WHAT TO DO -
How many lines in the records below contain the word "JSON"? Answer with the number only.

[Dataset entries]
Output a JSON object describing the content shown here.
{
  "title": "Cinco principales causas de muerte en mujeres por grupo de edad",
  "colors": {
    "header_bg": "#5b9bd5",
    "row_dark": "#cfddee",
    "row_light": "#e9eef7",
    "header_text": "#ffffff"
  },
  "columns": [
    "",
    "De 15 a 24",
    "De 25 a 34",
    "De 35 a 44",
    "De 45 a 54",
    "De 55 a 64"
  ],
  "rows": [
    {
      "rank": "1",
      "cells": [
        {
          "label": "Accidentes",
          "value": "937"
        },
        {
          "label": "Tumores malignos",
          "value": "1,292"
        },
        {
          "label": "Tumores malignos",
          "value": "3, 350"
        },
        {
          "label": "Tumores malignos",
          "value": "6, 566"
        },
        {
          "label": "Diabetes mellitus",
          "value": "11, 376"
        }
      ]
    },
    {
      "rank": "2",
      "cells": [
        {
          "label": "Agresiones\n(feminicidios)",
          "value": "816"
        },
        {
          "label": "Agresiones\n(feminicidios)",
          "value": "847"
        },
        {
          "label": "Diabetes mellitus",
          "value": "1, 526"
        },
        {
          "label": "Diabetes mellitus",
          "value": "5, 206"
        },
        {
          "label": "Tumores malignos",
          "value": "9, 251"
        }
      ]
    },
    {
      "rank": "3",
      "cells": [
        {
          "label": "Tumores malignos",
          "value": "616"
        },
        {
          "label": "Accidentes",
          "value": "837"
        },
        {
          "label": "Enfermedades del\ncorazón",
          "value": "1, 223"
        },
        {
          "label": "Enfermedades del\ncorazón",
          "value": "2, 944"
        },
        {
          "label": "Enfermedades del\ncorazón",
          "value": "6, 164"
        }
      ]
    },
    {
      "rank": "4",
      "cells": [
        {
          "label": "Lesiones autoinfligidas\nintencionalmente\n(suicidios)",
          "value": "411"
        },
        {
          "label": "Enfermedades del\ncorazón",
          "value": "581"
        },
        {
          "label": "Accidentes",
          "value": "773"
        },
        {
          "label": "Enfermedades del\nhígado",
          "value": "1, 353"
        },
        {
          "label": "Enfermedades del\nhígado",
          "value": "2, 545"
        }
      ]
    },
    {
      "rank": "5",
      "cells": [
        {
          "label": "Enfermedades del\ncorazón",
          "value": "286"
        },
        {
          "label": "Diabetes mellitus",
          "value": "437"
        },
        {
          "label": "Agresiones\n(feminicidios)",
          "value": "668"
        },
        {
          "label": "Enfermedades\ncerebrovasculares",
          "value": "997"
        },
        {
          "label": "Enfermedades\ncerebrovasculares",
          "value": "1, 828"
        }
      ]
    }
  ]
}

...

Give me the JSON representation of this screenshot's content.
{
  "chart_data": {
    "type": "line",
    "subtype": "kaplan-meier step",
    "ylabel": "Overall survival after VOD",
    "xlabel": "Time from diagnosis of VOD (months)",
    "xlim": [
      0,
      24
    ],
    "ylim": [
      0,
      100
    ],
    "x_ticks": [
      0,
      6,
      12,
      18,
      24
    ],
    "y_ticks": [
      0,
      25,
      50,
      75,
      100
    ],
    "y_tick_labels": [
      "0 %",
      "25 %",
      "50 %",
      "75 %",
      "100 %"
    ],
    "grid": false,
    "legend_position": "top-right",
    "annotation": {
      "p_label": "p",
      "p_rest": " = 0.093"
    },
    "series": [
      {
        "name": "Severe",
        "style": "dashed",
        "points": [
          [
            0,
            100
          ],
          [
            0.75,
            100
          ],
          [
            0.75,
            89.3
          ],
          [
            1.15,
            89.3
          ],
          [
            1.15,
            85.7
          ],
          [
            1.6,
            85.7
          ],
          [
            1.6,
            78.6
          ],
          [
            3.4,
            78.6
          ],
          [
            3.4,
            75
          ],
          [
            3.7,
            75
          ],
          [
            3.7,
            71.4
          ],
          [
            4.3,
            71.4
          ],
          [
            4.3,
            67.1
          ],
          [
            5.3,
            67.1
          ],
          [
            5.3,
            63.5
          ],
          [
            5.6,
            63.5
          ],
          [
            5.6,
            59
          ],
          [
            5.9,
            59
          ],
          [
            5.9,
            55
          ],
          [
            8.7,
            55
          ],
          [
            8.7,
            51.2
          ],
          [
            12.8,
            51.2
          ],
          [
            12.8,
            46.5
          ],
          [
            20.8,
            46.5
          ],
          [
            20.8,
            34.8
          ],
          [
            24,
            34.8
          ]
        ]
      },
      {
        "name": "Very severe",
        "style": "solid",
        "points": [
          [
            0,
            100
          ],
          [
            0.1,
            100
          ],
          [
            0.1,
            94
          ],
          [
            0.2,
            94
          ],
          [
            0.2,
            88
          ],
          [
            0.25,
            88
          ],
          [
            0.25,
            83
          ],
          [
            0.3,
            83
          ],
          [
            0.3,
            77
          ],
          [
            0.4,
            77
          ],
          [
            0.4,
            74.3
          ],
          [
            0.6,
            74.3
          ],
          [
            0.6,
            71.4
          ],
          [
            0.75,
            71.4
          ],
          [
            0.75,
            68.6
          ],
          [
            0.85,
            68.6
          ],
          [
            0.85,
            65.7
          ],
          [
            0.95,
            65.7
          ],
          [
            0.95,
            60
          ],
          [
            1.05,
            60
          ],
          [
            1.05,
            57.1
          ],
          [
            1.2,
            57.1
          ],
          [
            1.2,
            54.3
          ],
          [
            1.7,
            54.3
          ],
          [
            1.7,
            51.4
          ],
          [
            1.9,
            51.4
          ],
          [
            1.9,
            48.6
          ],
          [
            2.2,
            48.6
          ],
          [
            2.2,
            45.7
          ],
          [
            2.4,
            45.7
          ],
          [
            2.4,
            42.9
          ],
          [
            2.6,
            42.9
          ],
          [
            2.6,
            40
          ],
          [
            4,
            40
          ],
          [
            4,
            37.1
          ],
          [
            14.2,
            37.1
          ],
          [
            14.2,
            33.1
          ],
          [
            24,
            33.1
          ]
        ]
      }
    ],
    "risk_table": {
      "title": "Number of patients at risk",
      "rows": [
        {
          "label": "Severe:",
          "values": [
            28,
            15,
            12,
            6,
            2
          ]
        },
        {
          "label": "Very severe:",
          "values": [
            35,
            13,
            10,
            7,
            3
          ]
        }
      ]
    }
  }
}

RESULT OF THIS EXERCISE -
2